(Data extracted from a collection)
========================================================================

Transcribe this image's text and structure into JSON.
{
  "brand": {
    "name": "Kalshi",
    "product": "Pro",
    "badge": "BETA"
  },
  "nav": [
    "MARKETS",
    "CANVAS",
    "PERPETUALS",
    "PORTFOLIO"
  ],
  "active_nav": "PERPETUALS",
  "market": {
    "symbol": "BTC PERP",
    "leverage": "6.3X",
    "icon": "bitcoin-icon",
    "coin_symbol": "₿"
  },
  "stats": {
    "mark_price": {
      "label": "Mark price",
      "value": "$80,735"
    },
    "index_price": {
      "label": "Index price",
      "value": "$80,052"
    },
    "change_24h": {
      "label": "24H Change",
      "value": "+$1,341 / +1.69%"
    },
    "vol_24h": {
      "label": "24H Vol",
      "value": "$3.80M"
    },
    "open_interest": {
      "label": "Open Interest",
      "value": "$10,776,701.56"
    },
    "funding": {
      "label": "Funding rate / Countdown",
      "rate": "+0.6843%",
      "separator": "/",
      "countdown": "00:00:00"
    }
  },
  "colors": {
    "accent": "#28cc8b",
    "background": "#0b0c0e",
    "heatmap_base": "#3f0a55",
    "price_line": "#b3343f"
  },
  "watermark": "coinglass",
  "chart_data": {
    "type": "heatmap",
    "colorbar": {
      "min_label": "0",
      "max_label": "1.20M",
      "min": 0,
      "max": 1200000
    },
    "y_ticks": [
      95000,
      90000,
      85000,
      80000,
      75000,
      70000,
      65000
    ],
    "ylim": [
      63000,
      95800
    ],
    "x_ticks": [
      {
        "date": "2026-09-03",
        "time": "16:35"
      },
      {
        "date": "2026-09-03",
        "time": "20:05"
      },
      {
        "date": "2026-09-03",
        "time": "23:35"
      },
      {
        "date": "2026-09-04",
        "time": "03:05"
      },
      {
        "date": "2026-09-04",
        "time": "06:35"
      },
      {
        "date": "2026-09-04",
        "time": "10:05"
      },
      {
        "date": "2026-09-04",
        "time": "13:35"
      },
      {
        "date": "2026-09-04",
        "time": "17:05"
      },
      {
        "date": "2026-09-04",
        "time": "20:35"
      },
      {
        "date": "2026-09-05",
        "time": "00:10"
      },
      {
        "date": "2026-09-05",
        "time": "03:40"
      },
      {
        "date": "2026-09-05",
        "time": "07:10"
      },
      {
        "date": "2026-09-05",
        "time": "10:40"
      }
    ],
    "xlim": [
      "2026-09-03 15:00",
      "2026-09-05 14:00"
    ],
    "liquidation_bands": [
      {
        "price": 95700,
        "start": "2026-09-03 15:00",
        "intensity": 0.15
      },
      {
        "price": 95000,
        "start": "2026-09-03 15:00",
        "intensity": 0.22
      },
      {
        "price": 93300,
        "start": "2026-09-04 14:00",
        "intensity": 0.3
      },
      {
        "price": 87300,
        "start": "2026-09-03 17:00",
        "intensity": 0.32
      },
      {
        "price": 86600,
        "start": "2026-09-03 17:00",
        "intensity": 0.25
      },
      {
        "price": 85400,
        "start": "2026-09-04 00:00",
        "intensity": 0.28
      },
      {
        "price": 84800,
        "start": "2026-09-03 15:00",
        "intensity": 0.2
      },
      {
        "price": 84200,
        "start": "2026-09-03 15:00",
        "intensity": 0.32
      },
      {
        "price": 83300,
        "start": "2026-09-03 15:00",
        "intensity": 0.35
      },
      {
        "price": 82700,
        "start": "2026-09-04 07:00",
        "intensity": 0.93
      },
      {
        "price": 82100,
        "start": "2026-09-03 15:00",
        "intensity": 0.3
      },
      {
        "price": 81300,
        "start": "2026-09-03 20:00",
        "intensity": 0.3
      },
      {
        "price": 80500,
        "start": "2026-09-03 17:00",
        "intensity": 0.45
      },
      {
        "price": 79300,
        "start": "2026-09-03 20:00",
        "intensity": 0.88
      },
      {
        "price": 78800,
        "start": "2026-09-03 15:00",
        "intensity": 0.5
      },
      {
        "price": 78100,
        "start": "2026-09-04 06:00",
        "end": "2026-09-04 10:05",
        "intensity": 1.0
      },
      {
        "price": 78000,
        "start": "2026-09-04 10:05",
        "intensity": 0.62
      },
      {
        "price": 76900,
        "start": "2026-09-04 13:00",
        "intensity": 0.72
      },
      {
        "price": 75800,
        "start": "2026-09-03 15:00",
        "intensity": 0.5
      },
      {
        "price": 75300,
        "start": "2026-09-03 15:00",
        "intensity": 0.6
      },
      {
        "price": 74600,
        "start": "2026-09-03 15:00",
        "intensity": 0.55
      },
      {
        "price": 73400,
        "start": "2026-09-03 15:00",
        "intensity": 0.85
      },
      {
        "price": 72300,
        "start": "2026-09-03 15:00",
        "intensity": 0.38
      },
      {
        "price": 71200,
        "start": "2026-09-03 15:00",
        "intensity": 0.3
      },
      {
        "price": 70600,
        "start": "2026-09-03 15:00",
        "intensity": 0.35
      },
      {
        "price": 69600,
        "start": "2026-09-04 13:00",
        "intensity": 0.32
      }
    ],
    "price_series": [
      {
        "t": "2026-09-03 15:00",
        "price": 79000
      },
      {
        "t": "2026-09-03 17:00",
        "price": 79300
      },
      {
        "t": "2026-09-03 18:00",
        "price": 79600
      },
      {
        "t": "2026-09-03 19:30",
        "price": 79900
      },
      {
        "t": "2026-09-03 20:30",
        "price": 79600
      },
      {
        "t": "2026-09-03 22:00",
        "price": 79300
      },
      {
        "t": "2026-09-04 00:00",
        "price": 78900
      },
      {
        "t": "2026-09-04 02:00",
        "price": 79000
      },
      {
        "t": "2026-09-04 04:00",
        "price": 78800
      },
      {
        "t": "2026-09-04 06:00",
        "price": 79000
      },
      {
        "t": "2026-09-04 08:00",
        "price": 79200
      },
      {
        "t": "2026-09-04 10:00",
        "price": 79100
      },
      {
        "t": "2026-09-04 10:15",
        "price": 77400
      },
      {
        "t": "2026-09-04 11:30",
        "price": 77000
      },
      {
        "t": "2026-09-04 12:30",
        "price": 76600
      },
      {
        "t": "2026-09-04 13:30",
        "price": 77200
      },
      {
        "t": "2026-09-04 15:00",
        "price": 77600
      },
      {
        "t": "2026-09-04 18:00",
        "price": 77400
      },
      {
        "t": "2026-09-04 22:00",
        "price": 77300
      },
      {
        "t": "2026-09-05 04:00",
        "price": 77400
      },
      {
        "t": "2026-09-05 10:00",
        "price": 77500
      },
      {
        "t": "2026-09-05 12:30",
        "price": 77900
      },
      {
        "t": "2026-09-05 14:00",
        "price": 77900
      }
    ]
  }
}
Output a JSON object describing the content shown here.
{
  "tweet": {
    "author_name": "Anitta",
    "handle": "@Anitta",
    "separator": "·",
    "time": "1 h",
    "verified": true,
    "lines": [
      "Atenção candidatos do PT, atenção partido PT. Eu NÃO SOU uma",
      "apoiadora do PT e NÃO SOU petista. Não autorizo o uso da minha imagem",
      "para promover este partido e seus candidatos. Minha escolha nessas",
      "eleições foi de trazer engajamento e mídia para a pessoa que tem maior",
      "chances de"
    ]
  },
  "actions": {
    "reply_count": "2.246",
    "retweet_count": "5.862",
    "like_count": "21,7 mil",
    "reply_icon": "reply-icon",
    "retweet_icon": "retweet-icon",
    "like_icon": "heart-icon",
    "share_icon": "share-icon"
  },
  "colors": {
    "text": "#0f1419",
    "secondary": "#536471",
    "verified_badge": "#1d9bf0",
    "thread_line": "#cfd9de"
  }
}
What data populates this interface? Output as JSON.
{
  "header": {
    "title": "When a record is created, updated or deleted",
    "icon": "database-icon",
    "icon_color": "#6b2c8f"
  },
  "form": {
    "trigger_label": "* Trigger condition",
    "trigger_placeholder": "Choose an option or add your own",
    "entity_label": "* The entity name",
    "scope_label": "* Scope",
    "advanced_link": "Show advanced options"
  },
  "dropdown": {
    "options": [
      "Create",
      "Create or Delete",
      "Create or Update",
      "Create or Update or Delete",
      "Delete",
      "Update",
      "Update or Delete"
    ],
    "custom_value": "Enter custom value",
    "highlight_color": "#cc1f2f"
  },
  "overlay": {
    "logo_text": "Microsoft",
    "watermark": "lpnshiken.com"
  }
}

========================================================================

Instructions for the task: Gather up every line in the data above that contains the word "rate", copying each one.

Written response:
      "label": "Funding rate / Countdown",
      "rate": "+0.6843%",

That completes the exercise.